(Dataset records)
>>>>
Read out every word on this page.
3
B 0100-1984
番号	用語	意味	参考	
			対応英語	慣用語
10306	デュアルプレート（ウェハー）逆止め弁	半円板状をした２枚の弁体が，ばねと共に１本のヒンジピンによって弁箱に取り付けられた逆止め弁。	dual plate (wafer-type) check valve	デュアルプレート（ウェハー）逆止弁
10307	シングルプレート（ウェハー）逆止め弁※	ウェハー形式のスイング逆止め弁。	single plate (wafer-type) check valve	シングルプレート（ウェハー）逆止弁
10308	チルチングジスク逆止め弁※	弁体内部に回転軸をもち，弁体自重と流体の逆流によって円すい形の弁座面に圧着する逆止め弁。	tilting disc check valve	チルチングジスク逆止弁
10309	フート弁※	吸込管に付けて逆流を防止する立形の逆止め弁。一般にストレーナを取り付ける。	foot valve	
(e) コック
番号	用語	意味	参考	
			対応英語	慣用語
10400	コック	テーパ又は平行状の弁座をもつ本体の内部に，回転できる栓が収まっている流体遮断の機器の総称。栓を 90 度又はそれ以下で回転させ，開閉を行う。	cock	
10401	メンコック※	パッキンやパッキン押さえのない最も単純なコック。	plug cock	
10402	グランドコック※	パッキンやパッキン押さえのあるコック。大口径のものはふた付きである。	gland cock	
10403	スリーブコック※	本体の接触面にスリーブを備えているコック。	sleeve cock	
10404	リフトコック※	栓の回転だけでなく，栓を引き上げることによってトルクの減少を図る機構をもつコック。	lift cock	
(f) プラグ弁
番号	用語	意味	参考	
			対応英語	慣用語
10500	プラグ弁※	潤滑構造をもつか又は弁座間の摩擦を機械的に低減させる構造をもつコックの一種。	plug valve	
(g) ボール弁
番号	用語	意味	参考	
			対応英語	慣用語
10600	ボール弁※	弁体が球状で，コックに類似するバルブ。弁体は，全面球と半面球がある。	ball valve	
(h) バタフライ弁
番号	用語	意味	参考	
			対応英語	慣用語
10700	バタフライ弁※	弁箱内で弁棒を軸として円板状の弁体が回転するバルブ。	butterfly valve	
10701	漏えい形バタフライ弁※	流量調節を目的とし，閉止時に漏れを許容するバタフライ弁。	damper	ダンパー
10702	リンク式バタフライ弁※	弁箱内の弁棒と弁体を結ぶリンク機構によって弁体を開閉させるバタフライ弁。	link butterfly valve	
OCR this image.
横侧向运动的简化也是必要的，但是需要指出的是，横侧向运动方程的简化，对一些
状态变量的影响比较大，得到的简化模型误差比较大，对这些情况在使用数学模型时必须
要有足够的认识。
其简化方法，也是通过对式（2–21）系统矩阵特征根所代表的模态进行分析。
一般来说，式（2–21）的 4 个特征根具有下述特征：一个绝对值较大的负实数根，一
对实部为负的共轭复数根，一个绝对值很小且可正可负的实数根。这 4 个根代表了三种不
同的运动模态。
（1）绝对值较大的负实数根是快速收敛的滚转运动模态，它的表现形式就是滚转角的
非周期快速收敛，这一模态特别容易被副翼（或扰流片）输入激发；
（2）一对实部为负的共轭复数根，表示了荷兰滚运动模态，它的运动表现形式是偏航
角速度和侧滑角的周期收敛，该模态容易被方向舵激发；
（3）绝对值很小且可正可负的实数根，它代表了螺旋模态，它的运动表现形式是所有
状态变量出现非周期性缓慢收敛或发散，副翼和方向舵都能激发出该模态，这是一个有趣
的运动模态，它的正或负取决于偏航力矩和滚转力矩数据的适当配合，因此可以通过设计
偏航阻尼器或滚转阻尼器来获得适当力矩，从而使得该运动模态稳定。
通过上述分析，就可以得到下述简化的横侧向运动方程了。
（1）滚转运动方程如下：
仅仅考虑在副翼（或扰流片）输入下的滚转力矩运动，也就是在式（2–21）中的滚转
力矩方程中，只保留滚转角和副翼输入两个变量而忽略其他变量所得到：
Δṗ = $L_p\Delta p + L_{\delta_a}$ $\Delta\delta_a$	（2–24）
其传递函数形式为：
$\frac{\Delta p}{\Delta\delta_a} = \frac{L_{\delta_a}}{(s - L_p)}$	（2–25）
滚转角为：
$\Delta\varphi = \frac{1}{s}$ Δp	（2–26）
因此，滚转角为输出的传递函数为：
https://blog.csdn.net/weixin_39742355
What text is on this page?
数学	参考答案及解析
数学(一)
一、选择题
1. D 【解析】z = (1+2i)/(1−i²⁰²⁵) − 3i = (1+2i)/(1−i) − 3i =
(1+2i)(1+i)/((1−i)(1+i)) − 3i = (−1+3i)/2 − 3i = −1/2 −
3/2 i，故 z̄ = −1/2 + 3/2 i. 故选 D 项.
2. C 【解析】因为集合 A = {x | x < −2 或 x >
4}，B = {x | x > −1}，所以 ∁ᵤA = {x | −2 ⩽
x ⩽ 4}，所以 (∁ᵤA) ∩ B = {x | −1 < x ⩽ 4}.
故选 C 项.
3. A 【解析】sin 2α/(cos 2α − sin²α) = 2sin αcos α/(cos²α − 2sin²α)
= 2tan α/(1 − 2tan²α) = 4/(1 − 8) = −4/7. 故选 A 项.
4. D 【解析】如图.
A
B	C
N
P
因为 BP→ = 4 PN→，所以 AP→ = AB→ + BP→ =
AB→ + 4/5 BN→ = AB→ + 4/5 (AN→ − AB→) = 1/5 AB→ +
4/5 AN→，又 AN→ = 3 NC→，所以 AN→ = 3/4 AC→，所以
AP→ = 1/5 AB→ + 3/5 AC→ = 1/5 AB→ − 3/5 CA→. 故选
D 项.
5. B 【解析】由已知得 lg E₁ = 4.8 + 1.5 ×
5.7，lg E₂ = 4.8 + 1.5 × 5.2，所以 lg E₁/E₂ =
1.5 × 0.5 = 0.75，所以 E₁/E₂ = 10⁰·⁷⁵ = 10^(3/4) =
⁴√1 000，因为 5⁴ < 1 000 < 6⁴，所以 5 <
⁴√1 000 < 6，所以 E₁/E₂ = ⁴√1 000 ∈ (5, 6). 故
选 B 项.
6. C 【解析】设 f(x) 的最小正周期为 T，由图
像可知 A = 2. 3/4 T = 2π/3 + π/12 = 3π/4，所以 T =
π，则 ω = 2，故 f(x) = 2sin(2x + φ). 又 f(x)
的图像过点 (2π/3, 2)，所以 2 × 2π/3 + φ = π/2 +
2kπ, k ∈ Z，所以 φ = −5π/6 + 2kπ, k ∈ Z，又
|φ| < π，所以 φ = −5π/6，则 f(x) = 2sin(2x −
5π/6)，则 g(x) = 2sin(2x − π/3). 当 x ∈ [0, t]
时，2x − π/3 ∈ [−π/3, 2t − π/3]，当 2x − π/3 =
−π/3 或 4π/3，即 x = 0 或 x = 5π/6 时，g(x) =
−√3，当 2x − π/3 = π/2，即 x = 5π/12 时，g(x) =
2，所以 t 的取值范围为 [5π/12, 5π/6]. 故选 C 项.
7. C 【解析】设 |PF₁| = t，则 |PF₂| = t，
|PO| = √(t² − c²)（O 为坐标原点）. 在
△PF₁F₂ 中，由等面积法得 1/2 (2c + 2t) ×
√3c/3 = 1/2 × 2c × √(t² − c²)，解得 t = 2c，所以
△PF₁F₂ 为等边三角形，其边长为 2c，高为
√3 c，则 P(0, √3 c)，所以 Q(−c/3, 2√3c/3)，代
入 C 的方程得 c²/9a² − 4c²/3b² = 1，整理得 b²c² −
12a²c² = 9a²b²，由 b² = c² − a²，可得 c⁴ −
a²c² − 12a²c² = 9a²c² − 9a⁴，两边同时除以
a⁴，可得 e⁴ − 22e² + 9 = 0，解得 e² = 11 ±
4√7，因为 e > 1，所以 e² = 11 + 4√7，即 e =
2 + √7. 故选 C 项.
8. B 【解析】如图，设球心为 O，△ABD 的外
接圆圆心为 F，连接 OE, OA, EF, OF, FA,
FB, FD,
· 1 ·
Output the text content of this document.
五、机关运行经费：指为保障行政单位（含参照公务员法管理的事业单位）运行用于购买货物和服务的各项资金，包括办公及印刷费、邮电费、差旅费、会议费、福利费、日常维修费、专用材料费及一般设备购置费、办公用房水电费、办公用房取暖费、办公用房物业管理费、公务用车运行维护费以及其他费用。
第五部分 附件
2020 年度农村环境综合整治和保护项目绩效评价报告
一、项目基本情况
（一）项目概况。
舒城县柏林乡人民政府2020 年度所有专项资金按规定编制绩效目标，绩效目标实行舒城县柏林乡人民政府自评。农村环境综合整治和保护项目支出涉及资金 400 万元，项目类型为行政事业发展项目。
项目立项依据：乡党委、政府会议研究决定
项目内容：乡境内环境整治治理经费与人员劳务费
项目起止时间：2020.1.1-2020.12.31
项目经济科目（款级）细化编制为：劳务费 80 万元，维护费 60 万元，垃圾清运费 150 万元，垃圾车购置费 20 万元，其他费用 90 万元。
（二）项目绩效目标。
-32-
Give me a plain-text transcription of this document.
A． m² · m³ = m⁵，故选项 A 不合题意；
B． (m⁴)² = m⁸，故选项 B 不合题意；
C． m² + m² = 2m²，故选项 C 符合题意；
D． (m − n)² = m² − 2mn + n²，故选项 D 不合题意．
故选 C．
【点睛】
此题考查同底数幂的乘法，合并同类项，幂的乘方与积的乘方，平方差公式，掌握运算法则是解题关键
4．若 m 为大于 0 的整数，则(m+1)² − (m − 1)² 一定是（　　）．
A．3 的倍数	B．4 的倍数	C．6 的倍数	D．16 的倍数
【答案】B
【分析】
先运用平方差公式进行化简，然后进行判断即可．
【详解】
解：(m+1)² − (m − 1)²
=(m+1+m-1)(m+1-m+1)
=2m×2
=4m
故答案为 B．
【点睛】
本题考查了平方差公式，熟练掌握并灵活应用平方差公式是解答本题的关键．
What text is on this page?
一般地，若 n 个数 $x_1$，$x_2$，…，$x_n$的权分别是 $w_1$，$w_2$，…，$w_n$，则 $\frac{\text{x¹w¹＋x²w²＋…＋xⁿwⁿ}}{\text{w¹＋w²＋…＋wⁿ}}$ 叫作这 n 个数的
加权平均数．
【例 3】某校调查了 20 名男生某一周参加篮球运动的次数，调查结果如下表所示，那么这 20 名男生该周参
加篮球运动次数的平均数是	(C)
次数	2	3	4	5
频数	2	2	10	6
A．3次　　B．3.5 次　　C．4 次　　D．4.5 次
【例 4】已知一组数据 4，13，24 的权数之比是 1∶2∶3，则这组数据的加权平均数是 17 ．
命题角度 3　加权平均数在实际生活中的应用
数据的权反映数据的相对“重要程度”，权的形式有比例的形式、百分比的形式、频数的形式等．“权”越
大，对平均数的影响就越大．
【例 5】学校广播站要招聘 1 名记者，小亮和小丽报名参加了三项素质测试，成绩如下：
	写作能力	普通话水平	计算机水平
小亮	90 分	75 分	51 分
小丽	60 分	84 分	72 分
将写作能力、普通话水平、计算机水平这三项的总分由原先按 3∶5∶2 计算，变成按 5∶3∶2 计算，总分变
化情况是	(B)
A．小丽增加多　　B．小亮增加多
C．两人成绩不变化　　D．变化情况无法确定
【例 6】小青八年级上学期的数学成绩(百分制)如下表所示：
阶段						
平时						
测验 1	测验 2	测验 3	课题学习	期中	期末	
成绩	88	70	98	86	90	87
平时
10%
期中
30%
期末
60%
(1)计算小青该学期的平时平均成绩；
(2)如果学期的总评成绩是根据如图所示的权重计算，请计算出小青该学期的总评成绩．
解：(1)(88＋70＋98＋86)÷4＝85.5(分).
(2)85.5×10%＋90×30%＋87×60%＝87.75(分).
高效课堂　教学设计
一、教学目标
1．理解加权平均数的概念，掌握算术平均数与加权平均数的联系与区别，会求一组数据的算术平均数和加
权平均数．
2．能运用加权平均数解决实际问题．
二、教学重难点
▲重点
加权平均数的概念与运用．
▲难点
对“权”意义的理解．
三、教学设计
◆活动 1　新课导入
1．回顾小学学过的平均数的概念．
<<<<
§ **TASK TO CARRY OUT**
Return each line among the entries that holds the word "Delta".

§ **EXERCISE RESULT**
Δṗ = $L_p\Delta p + L_{\delta_a}$ $\Delta\delta_a$	（2–24）
$\frac{\Delta p}{\Delta\delta_a} = \frac{L_{\delta_a}}{(s - L_p)}$	（2–25）
$\Delta\varphi = \frac{1}{s}$ Δp	（2–26）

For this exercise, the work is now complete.